Set task
Word for word, restate every line of the material.

Raw records
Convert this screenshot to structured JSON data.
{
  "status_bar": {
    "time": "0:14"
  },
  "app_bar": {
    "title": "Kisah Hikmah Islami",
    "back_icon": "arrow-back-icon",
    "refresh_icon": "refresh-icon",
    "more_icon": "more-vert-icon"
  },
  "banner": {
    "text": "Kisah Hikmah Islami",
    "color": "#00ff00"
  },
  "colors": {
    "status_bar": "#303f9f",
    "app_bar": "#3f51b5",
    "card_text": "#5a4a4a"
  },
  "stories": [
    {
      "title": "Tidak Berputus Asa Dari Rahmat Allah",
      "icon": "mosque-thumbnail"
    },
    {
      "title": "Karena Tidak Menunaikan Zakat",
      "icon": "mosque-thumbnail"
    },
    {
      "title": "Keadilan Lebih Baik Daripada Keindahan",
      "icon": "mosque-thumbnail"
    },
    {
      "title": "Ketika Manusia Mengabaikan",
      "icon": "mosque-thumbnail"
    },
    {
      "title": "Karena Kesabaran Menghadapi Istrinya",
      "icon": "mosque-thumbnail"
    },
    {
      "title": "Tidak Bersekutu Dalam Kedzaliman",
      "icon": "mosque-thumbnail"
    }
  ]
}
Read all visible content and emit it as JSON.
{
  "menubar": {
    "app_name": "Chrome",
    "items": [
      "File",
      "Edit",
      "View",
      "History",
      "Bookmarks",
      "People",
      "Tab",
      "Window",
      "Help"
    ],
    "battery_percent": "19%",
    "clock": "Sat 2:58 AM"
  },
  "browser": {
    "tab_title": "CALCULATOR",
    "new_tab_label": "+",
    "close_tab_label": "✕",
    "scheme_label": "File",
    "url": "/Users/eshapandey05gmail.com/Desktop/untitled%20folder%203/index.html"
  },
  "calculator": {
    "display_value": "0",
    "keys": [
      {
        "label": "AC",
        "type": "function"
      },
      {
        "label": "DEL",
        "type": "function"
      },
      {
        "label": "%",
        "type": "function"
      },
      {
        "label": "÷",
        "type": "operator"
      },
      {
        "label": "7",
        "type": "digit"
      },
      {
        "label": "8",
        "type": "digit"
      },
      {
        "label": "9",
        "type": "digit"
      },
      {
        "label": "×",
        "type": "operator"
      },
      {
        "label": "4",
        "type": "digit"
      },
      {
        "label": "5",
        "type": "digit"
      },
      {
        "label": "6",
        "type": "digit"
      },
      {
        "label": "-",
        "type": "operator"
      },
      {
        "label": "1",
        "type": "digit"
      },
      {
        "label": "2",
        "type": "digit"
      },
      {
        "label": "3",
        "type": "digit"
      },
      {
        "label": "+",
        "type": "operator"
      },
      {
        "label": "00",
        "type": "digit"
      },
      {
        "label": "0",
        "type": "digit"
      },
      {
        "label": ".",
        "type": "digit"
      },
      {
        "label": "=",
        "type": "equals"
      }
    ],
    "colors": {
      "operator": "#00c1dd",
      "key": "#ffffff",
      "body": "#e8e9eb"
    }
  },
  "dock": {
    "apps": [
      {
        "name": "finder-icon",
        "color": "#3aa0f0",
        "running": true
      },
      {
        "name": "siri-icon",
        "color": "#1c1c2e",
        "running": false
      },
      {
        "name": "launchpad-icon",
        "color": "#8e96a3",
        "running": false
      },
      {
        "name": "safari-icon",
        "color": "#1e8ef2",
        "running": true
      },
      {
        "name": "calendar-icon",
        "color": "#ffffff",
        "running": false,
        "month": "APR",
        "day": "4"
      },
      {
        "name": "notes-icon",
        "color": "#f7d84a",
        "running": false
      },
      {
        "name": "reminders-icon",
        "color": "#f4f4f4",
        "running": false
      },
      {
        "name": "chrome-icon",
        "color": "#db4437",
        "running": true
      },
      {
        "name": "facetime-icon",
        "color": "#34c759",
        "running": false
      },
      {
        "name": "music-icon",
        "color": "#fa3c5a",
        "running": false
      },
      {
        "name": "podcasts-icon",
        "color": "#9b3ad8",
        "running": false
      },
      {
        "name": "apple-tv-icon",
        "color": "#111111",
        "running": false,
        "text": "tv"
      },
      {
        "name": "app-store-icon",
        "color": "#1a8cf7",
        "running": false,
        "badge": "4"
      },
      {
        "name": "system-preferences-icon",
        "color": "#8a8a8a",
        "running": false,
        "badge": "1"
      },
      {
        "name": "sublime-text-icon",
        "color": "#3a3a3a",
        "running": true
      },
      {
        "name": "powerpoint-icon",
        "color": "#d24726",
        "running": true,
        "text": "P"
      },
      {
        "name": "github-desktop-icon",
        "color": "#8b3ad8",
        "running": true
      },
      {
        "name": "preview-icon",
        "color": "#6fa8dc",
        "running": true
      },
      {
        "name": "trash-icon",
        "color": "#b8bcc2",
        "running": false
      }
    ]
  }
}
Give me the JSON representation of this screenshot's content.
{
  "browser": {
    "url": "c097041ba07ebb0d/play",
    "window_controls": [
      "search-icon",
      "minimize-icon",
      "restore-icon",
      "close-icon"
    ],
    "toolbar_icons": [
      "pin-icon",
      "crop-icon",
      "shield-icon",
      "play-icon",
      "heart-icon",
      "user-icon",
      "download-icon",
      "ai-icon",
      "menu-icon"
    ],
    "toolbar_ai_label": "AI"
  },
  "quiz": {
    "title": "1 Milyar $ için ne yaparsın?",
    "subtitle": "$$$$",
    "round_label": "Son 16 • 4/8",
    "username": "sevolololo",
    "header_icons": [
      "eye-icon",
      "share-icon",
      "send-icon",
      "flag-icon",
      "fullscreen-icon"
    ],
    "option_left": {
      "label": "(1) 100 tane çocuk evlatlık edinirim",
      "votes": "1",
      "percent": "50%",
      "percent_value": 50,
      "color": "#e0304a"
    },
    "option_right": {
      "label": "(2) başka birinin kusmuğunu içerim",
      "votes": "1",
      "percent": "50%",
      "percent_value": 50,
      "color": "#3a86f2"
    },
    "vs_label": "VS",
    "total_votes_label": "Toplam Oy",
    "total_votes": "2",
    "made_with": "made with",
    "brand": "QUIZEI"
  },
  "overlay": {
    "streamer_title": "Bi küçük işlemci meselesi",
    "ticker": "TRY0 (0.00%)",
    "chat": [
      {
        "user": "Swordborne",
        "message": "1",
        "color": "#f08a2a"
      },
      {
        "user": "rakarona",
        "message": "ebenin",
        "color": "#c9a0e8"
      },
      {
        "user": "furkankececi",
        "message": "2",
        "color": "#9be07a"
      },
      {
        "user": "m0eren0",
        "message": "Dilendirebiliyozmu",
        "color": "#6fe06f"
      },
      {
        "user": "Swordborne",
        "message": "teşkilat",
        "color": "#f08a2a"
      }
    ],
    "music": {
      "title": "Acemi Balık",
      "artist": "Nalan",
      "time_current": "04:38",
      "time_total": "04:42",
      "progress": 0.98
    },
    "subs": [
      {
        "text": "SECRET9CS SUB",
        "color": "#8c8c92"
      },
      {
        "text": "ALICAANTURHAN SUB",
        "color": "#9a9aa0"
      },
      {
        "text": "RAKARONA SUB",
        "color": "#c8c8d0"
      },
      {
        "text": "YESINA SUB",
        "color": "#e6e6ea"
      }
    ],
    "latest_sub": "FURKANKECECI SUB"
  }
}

Exercise output
Convert this screenshot to structured JSON data.
{
  "status_bar": {
    "time": "0:14"
  },
  "app_bar": {
    "title": "Kisah Hikmah Islami",
    "back_icon": "arrow-back-icon",
    "refresh_icon": "refresh-icon",
    "more_icon": "more-vert-icon"
  },
  "banner": {
    "text": "Kisah Hikmah Islami",
    "color": "#00ff00"
  },
  "colors": {
    "status_bar": "#303f9f",
    "app_bar": "#3f51b5",
    "card_text": "#5a4a4a"
  },
  "stories": [
    {
      "title": "Tidak Berputus Asa Dari Rahmat Allah",
      "icon": "mosque-thumbnail"
    },
    {
      "title": "Karena Tidak Menunaikan Zakat",
      "icon": "mosque-thumbnail"
    },
    {
      "title": "Keadilan Lebih Baik Daripada Keindahan",
      "icon": "mosque-thumbnail"
    },
    {
      "title": "Ketika Manusia Mengabaikan",
      "icon": "mosque-thumbnail"
    },
    {
      "title": "Karena Kesabaran Menghadapi Istrinya",
      "icon": "mosque-thumbnail"
    },
    {
      "title": "Tidak Bersekutu Dalam Kedzaliman",
      "icon": "mosque-thumbnail"
    }
  ]
}
Read all visible content and emit it as JSON.
{
  "menubar": {
    "app_name": "Chrome",
    "items": [
      "File",
      "Edit",
      "View",
      "History",
      "Bookmarks",
      "People",
      "Tab",
      "Window",
      "Help"
    ],
    "battery_percent": "19%",
    "clock": "Sat 2:58 AM"
  },
  "browser": {
    "tab_title": "CALCULATOR",
    "new_tab_label": "+",
    "close_tab_label": "✕",
    "scheme_label": "File",
    "url": "/Users/eshapandey05gmail.com/Desktop/untitled%20folder%203/index.html"
  },
  "calculator": {
    "display_value": "0",
    "keys": [
      {
        "label": "AC",
        "type": "function"
      },
      {
        "label": "DEL",
        "type": "function"
      },
      {
        "label": "%",
        "type": "function"
      },
      {
        "label": "÷",
        "type": "operator"
      },
      {
        "label": "7",
        "type": "digit"
      },
      {
        "label": "8",
        "type": "digit"
      },
      {
        "label": "9",
        "type": "digit"
      },
      {
        "label": "×",
        "type": "operator"
      },
      {
        "label": "4",
        "type": "digit"
      },
      {
        "label": "5",
        "type": "digit"
      },
      {
        "label": "6",
        "type": "digit"
      },
      {
        "label": "-",
        "type": "operator"
      },
      {
        "label": "1",
        "type": "digit"
      },
      {
        "label": "2",
        "type": "digit"
      },
      {
        "label": "3",
        "type": "digit"
      },
      {
        "label": "+",
        "type": "operator"
      },
      {
        "label": "00",
        "type": "digit"
      },
      {
        "label": "0",
        "type": "digit"
      },
      {
        "label": ".",
        "type": "digit"
      },
      {
        "label": "=",
        "type": "equals"
      }
    ],
    "colors": {
      "operator": "#00c1dd",
      "key": "#ffffff",
      "body": "#e8e9eb"
    }
  },
  "dock": {
    "apps": [
      {
        "name": "finder-icon",
        "color": "#3aa0f0",
        "running": true
      },
      {
        "name": "siri-icon",
        "color": "#1c1c2e",
        "running": false
      },
      {
        "name": "launchpad-icon",
        "color": "#8e96a3",
        "running": false
      },
      {
        "name": "safari-icon",
        "color": "#1e8ef2",
        "running": true
      },
      {
        "name": "calendar-icon",
        "color": "#ffffff",
        "running": false,
        "month": "APR",
        "day": "4"
      },
      {
        "name": "notes-icon",
        "color": "#f7d84a",
        "running": false
      },
      {
        "name": "reminders-icon",
        "color": "#f4f4f4",
        "running": false
      },
      {
        "name": "chrome-icon",
        "color": "#db4437",
        "running": true
      },
      {
        "name": "facetime-icon",
        "color": "#34c759",
        "running": false
      },
      {
        "name": "music-icon",
        "color": "#fa3c5a",
        "running": false
      },
      {
        "name": "podcasts-icon",
        "color": "#9b3ad8",
        "running": false
      },
      {
        "name": "apple-tv-icon",
        "color": "#111111",
        "running": false,
        "text": "tv"
      },
      {
        "name": "app-store-icon",
        "color": "#1a8cf7",
        "running": false,
        "badge": "4"
      },
      {
        "name": "system-preferences-icon",
        "color": "#8a8a8a",
        "running": false,
        "badge": "1"
      },
      {
        "name": "sublime-text-icon",
        "color": "#3a3a3a",
        "running": true
      },
      {
        "name": "powerpoint-icon",
        "color": "#d24726",
        "running": true,
        "text": "P"
      },
      {
        "name": "github-desktop-icon",
        "color": "#8b3ad8",
        "running": true
      },
      {
        "name": "preview-icon",
        "color": "#6fa8dc",
        "running": true
      },
      {
        "name": "trash-icon",
        "color": "#b8bcc2",
        "running": false
      }
    ]
  }
}
Give me the JSON representation of this screenshot's content.
{
  "browser": {
    "url": "c097041ba07ebb0d/play",
    "window_controls": [
      "search-icon",
      "minimize-icon",
      "restore-icon",
      "close-icon"
    ],
    "toolbar_icons": [
      "pin-icon",
      "crop-icon",
      "shield-icon",
      "play-icon",
      "heart-icon",
      "user-icon",
      "download-icon",
      "ai-icon",
      "menu-icon"
    ],
    "toolbar_ai_label": "AI"
  },
  "quiz": {
    "title": "1 Milyar $ için ne yaparsın?",
    "subtitle": "$$$$",
    "round_label": "Son 16 • 4/8",
    "username": "sevolololo",
    "header_icons": [
      "eye-icon",
      "share-icon",
      "send-icon",
      "flag-icon",
      "fullscreen-icon"
    ],
    "option_left": {
      "label": "(1) 100 tane çocuk evlatlık edinirim",
      "votes": "1",
      "percent": "50%",
      "percent_value": 50,
      "color": "#e0304a"
    },
    "option_right": {
      "label": "(2) başka birinin kusmuğunu içerim",
      "votes": "1",
      "percent": "50%",
      "percent_value": 50,
      "color": "#3a86f2"
    },
    "vs_label": "VS",
    "total_votes_label": "Toplam Oy",
    "total_votes": "2",
    "made_with": "made with",
    "brand": "QUIZEI"
  },
  "overlay": {
    "streamer_title": "Bi küçük işlemci meselesi",
    "ticker": "TRY0 (0.00%)",
    "chat": [
      {
        "user": "Swordborne",
        "message": "1",
        "color": "#f08a2a"
      },
      {
        "user": "rakarona",
        "message": "ebenin",
        "color": "#c9a0e8"
      },
      {
        "user": "furkankececi",
        "message": "2",
        "color": "#9be07a"
      },
      {
        "user": "m0eren0",
        "message": "Dilendirebiliyozmu",
        "color": "#6fe06f"
      },
      {
        "user": "Swordborne",
        "message": "teşkilat",
        "color": "#f08a2a"
      }
    ],
    "music": {
      "title": "Acemi Balık",
      "artist": "Nalan",
      "time_current": "04:38",
      "time_total": "04:42",
      "progress": 0.98
    },
    "subs": [
      {
        "text": "SECRET9CS SUB",
        "color": "#8c8c92"
      },
      {
        "text": "ALICAANTURHAN SUB",
        "color": "#9a9aa0"
      },
      {
        "text": "RAKARONA SUB",
        "color": "#c8c8d0"
      },
      {
        "text": "YESINA SUB",
        "color": "#e6e6ea"
      }
    ],
    "latest_sub": "FURKANKECECI SUB"
  }
}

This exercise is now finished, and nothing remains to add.